§ **REQUIRED WORK**
Please set down all the lines beneath this one exactly, without the pictures.

§ **DATA SUPPLIED**
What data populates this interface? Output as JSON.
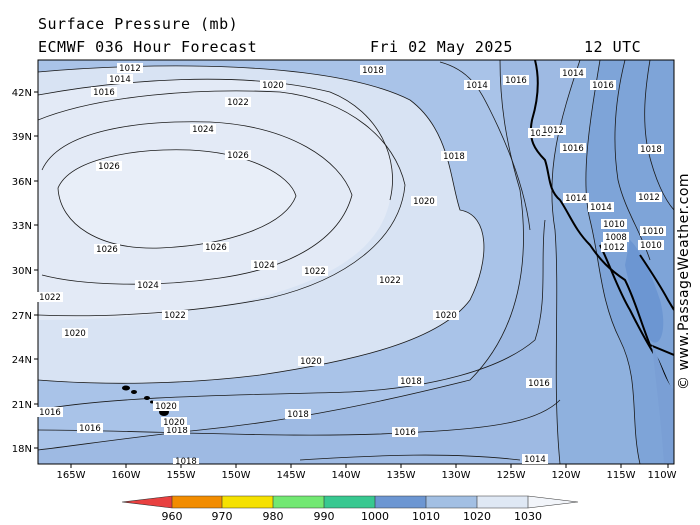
{
  "header": {
    "title": "Surface Pressure (mb)",
    "model": "ECMWF 036 Hour Forecast",
    "date": "Fri 02 May 2025",
    "time": "12 UTC"
  },
  "credit": "© www.PassageWeather.com",
  "map": {
    "lat_labels": [
      "42N",
      "39N",
      "36N",
      "33N",
      "30N",
      "27N",
      "24N",
      "21N",
      "18N"
    ],
    "lon_labels": [
      "165W",
      "160W",
      "155W",
      "150W",
      "145W",
      "140W",
      "135W",
      "130W",
      "125W",
      "120W",
      "115W",
      "110W"
    ],
    "contour_labels": [
      {
        "text": "1012"
      },
      {
        "text": "1014"
      },
      {
        "text": "1016"
      },
      {
        "text": "1018"
      },
      {
        "text": "1020"
      },
      {
        "text": "1022"
      },
      {
        "text": "1024"
      },
      {
        "text": "1026"
      },
      {
        "text": "1026"
      },
      {
        "text": "1026"
      },
      {
        "text": "1026"
      },
      {
        "text": "1024"
      },
      {
        "text": "1022"
      },
      {
        "text": "1022"
      },
      {
        "text": "1022"
      },
      {
        "text": "1022"
      },
      {
        "text": "1024"
      },
      {
        "text": "1020"
      },
      {
        "text": "1020"
      },
      {
        "text": "1020"
      },
      {
        "text": "1020"
      },
      {
        "text": "1018"
      },
      {
        "text": "1018"
      },
      {
        "text": "1016"
      },
      {
        "text": "1016"
      },
      {
        "text": "1018"
      },
      {
        "text": "1016"
      },
      {
        "text": "1018"
      },
      {
        "text": "1020"
      },
      {
        "text": "1020"
      },
      {
        "text": "1016"
      },
      {
        "text": "1014"
      },
      {
        "text": "1016"
      },
      {
        "text": "1014"
      },
      {
        "text": "1018"
      },
      {
        "text": "1020"
      },
      {
        "text": "1018"
      },
      {
        "text": "1016"
      },
      {
        "text": "1014"
      },
      {
        "text": "1016"
      },
      {
        "text": "1014"
      },
      {
        "text": "1012"
      },
      {
        "text": "1014"
      },
      {
        "text": "1010"
      },
      {
        "text": "1012"
      },
      {
        "text": "1010"
      },
      {
        "text": "1008"
      },
      {
        "text": "1010"
      },
      {
        "text": "1012"
      }
    ]
  },
  "legend": {
    "labels": [
      "960",
      "970",
      "980",
      "990",
      "1000",
      "1010",
      "1020",
      "1030"
    ],
    "colors": [
      "#e84040",
      "#f28c00",
      "#f5e100",
      "#72e872",
      "#38c890",
      "#6c96d2",
      "#a2bfe3",
      "#dfe8f4"
    ]
  }
}
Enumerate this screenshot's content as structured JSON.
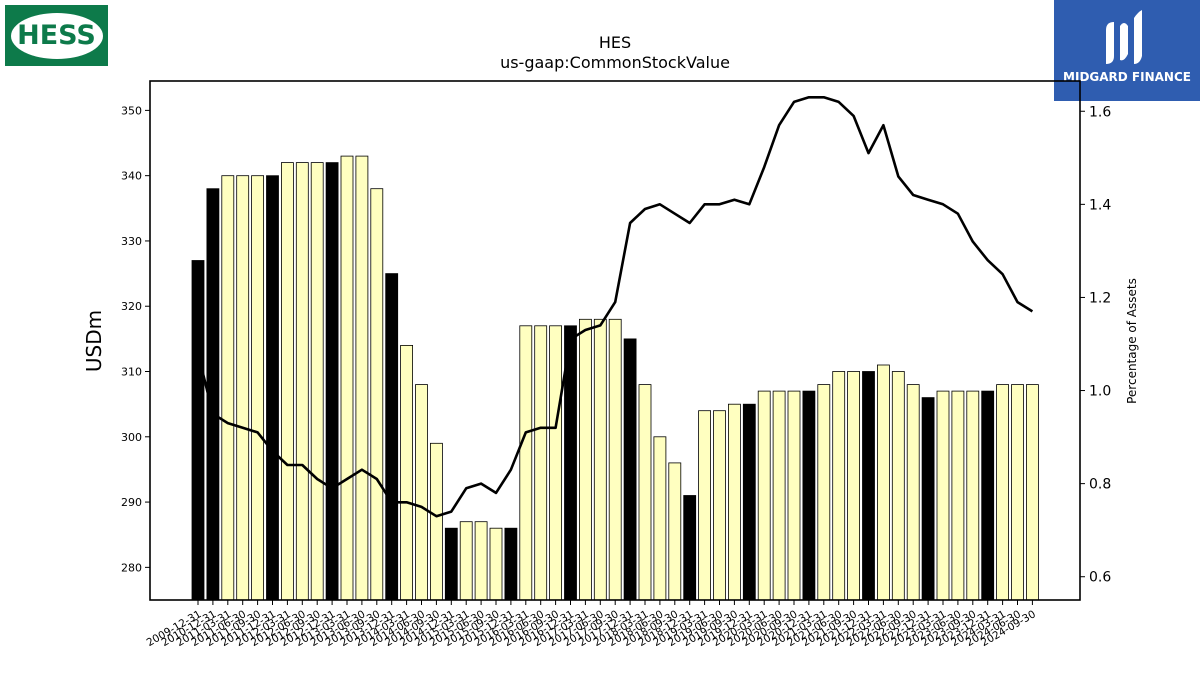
{
  "logos": {
    "left": {
      "text": "HESS",
      "colors": {
        "bg": "#0d7a4a",
        "fg": "#ffffff"
      }
    },
    "right": {
      "text": "MIDGARD FINANCE",
      "colors": {
        "bg": "#2f5db0",
        "fg": "#ffffff"
      }
    }
  },
  "chart_data": {
    "type": "bar",
    "title": "HES",
    "subtitle": "us-gaap:CommonStockValue",
    "ylabel": "USDm",
    "y2label": "Percentage of Assets",
    "ylim": [
      275,
      354.5
    ],
    "y2lim": [
      0.55,
      1.665
    ],
    "yticks": [
      280,
      290,
      300,
      310,
      320,
      330,
      340,
      350
    ],
    "y2ticks": [
      0.6,
      0.8,
      1.0,
      1.2,
      1.4,
      1.6
    ],
    "grid": false,
    "colors": {
      "bar_highlight": "#000000",
      "bar_default": "#ffffc0",
      "line": "#000000"
    },
    "categories": [
      "2009-12-31",
      "2010-12-31",
      "2011-03-31",
      "2011-06-30",
      "2011-09-30",
      "2011-12-31",
      "2012-03-31",
      "2012-06-30",
      "2012-09-30",
      "2012-12-31",
      "2013-03-31",
      "2013-06-30",
      "2013-09-30",
      "2013-12-31",
      "2014-03-31",
      "2014-06-30",
      "2014-09-30",
      "2014-12-31",
      "2015-03-31",
      "2015-06-30",
      "2015-09-30",
      "2015-12-31",
      "2016-03-31",
      "2016-06-30",
      "2016-09-30",
      "2016-12-31",
      "2017-03-31",
      "2017-06-30",
      "2017-09-30",
      "2017-12-31",
      "2018-03-31",
      "2018-06-30",
      "2018-09-30",
      "2018-12-31",
      "2019-03-31",
      "2019-06-30",
      "2019-09-30",
      "2019-12-31",
      "2020-03-31",
      "2020-06-30",
      "2020-09-30",
      "2020-12-31",
      "2021-03-31",
      "2021-06-30",
      "2021-09-30",
      "2021-12-31",
      "2022-03-31",
      "2022-06-30",
      "2022-09-30",
      "2022-12-31",
      "2023-03-31",
      "2023-06-30",
      "2023-09-30",
      "2023-12-31",
      "2024-03-31",
      "2024-06-30",
      "2024-09-30"
    ],
    "series": [
      {
        "type": "bar",
        "values": [
          327,
          338,
          340,
          340,
          340,
          340,
          342,
          342,
          342,
          342,
          343,
          343,
          338,
          325,
          314,
          308,
          299,
          286,
          287,
          287,
          286,
          286,
          317,
          317,
          317,
          317,
          318,
          318,
          318,
          315,
          308,
          300,
          296,
          291,
          304,
          304,
          305,
          305,
          307,
          307,
          307,
          307,
          308,
          310,
          310,
          310,
          311,
          310,
          308,
          306,
          307,
          307,
          307,
          307,
          308,
          308,
          308
        ],
        "highlight": [
          true,
          true,
          false,
          false,
          false,
          true,
          false,
          false,
          false,
          true,
          false,
          false,
          false,
          true,
          false,
          false,
          false,
          true,
          false,
          false,
          false,
          true,
          false,
          false,
          false,
          true,
          false,
          false,
          false,
          true,
          false,
          false,
          false,
          true,
          false,
          false,
          false,
          true,
          false,
          false,
          false,
          true,
          false,
          false,
          false,
          true,
          false,
          false,
          false,
          true,
          false,
          false,
          false,
          true,
          false,
          false,
          false
        ]
      },
      {
        "type": "line",
        "axis": "right",
        "values": [
          1.08,
          0.95,
          0.93,
          0.92,
          0.91,
          0.87,
          0.84,
          0.84,
          0.81,
          0.79,
          0.81,
          0.83,
          0.81,
          0.76,
          0.76,
          0.75,
          0.73,
          0.74,
          0.79,
          0.8,
          0.78,
          0.83,
          0.91,
          0.92,
          0.92,
          1.11,
          1.13,
          1.14,
          1.19,
          1.36,
          1.39,
          1.4,
          1.38,
          1.36,
          1.4,
          1.4,
          1.41,
          1.4,
          1.48,
          1.57,
          1.62,
          1.63,
          1.63,
          1.62,
          1.59,
          1.51,
          1.57,
          1.46,
          1.42,
          1.41,
          1.4,
          1.38,
          1.32,
          1.28,
          1.25,
          1.19,
          1.17
        ]
      }
    ]
  }
}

§ **THE RESULT**
What data populates this interface? Output as JSON.
{
  "header": {
    "title": "Surface Pressure (mb)",
    "model": "ECMWF 036 Hour Forecast",
    "date": "Fri 02 May 2025",
    "time": "12 UTC"
  },
  "credit": "© www.PassageWeather.com",
  "map": {
    "lat_labels": [
      "42N",
      "39N",
      "36N",
      "33N",
      "30N",
      "27N",
      "24N",
      "21N",
      "18N"
    ],
    "lon_labels": [
      "165W",
      "160W",
      "155W",
      "150W",
      "145W",
      "140W",
      "135W",
      "130W",
      "125W",
      "120W",
      "115W",
      "110W"
    ],
    "contour_labels": [
      {
        "text": "1012"
      },
      {
        "text": "1014"
      },
      {
        "text": "1016"
      },
      {
        "text": "1018"
      },
      {
        "text": "1020"
      },
      {
        "text": "1022"
      },
      {
        "text": "1024"
      },
      {
        "text": "1026"
      },
      {
        "text": "1026"
      },
      {
        "text": "1026"
      },
      {
        "text": "1026"
      },
      {
        "text": "1024"
      },
      {
        "text": "1022"
      },
      {
        "text": "1022"
      },
      {
        "text": "1022"
      },
      {
        "text": "1022"
      },
      {
        "text": "1024"
      },
      {
        "text": "1020"
      },
      {
        "text": "1020"
      },
      {
        "text": "1020"
      },
      {
        "text": "1020"
      },
      {
        "text": "1018"
      },
      {
        "text": "1018"
      },
      {
        "text": "1016"
      },
      {
        "text": "1016"
      },
      {
        "text": "1018"
      },
      {
        "text": "1016"
      },
      {
        "text": "1018"
      },
      {
        "text": "1020"
      },
      {
        "text": "1020"
      },
      {
        "text": "1016"
      },
      {
        "text": "1014"
      },
      {
        "text": "1016"
      },
      {
        "text": "1014"
      },
      {
        "text": "1018"
      },
      {
        "text": "1020"
      },
      {
        "text": "1018"
      },
      {
        "text": "1016"
      },
      {
        "text": "1014"
      },
      {
        "text": "1016"
      },
      {
        "text": "1014"
      },
      {
        "text": "1012"
      },
      {
        "text": "1014"
      },
      {
        "text": "1010"
      },
      {
        "text": "1012"
      },
      {
        "text": "1010"
      },
      {
        "text": "1008"
      },
      {
        "text": "1010"
      },
      {
        "text": "1012"
      }
    ]
  },
  "legend": {
    "labels": [
      "960",
      "970",
      "980",
      "990",
      "1000",
      "1010",
      "1020",
      "1030"
    ],
    "colors": [
      "#e84040",
      "#f28c00",
      "#f5e100",
      "#72e872",
      "#38c890",
      "#6c96d2",
      "#a2bfe3",
      "#dfe8f4"
    ]
  }
}
Enumerate this screenshot's content as structured JSON.
{
  "logos": {
    "left": {
      "text": "HESS",
      "colors": {
        "bg": "#0d7a4a",
        "fg": "#ffffff"
      }
    },
    "right": {
      "text": "MIDGARD FINANCE",
      "colors": {
        "bg": "#2f5db0",
        "fg": "#ffffff"
      }
    }
  },
  "chart_data": {
    "type": "bar",
    "title": "HES",
    "subtitle": "us-gaap:CommonStockValue",
    "ylabel": "USDm",
    "y2label": "Percentage of Assets",
    "ylim": [
      275,
      354.5
    ],
    "y2lim": [
      0.55,
      1.665
    ],
    "yticks": [
      280,
      290,
      300,
      310,
      320,
      330,
      340,
      350
    ],
    "y2ticks": [
      0.6,
      0.8,
      1.0,
      1.2,
      1.4,
      1.6
    ],
    "grid": false,
    "colors": {
      "bar_highlight": "#000000",
      "bar_default": "#ffffc0",
      "line": "#000000"
    },
    "categories": [
      "2009-12-31",
      "2010-12-31",
      "2011-03-31",
      "2011-06-30",
      "2011-09-30",
      "2011-12-31",
      "2012-03-31",
      "2012-06-30",
      "2012-09-30",
      "2012-12-31",
      "2013-03-31",
      "2013-06-30",
      "2013-09-30",
      "2013-12-31",
      "2014-03-31",
      "2014-06-30",
      "2014-09-30",
      "2014-12-31",
      "2015-03-31",
      "2015-06-30",
      "2015-09-30",
      "2015-12-31",
      "2016-03-31",
      "2016-06-30",
      "2016-09-30",
      "2016-12-31",
      "2017-03-31",
      "2017-06-30",
      "2017-09-30",
      "2017-12-31",
      "2018-03-31",
      "2018-06-30",
      "2018-09-30",
      "2018-12-31",
      "2019-03-31",
      "2019-06-30",
      "2019-09-30",
      "2019-12-31",
      "2020-03-31",
      "2020-06-30",
      "2020-09-30",
      "2020-12-31",
      "2021-03-31",
      "2021-06-30",
      "2021-09-30",
      "2021-12-31",
      "2022-03-31",
      "2022-06-30",
      "2022-09-30",
      "2022-12-31",
      "2023-03-31",
      "2023-06-30",
      "2023-09-30",
      "2023-12-31",
      "2024-03-31",
      "2024-06-30",
      "2024-09-30"
    ],
    "series": [
      {
        "type": "bar",
        "values": [
          327,
          338,
          340,
          340,
          340,
          340,
          342,
          342,
          342,
          342,
          343,
          343,
          338,
          325,
          314,
          308,
          299,
          286,
          287,
          287,
          286,
          286,
          317,
          317,
          317,
          317,
          318,
          318,
          318,
          315,
          308,
          300,
          296,
          291,
          304,
          304,
          305,
          305,
          307,
          307,
          307,
          307,
          308,
          310,
          310,
          310,
          311,
          310,
          308,
          306,
          307,
          307,
          307,
          307,
          308,
          308,
          308
        ],
        "highlight": [
          true,
          true,
          false,
          false,
          false,
          true,
          false,
          false,
          false,
          true,
          false,
          false,
          false,
          true,
          false,
          false,
          false,
          true,
          false,
          false,
          false,
          true,
          false,
          false,
          false,
          true,
          false,
          false,
          false,
          true,
          false,
          false,
          false,
          true,
          false,
          false,
          false,
          true,
          false,
          false,
          false,
          true,
          false,
          false,
          false,
          true,
          false,
          false,
          false,
          true,
          false,
          false,
          false,
          true,
          false,
          false,
          false
        ]
      },
      {
        "type": "line",
        "axis": "right",
        "values": [
          1.08,
          0.95,
          0.93,
          0.92,
          0.91,
          0.87,
          0.84,
          0.84,
          0.81,
          0.79,
          0.81,
          0.83,
          0.81,
          0.76,
          0.76,
          0.75,
          0.73,
          0.74,
          0.79,
          0.8,
          0.78,
          0.83,
          0.91,
          0.92,
          0.92,
          1.11,
          1.13,
          1.14,
          1.19,
          1.36,
          1.39,
          1.4,
          1.38,
          1.36,
          1.4,
          1.4,
          1.41,
          1.4,
          1.48,
          1.57,
          1.62,
          1.63,
          1.63,
          1.62,
          1.59,
          1.51,
          1.57,
          1.46,
          1.42,
          1.41,
          1.4,
          1.38,
          1.32,
          1.28,
          1.25,
          1.19,
          1.17
        ]
      }
    ]
  }
}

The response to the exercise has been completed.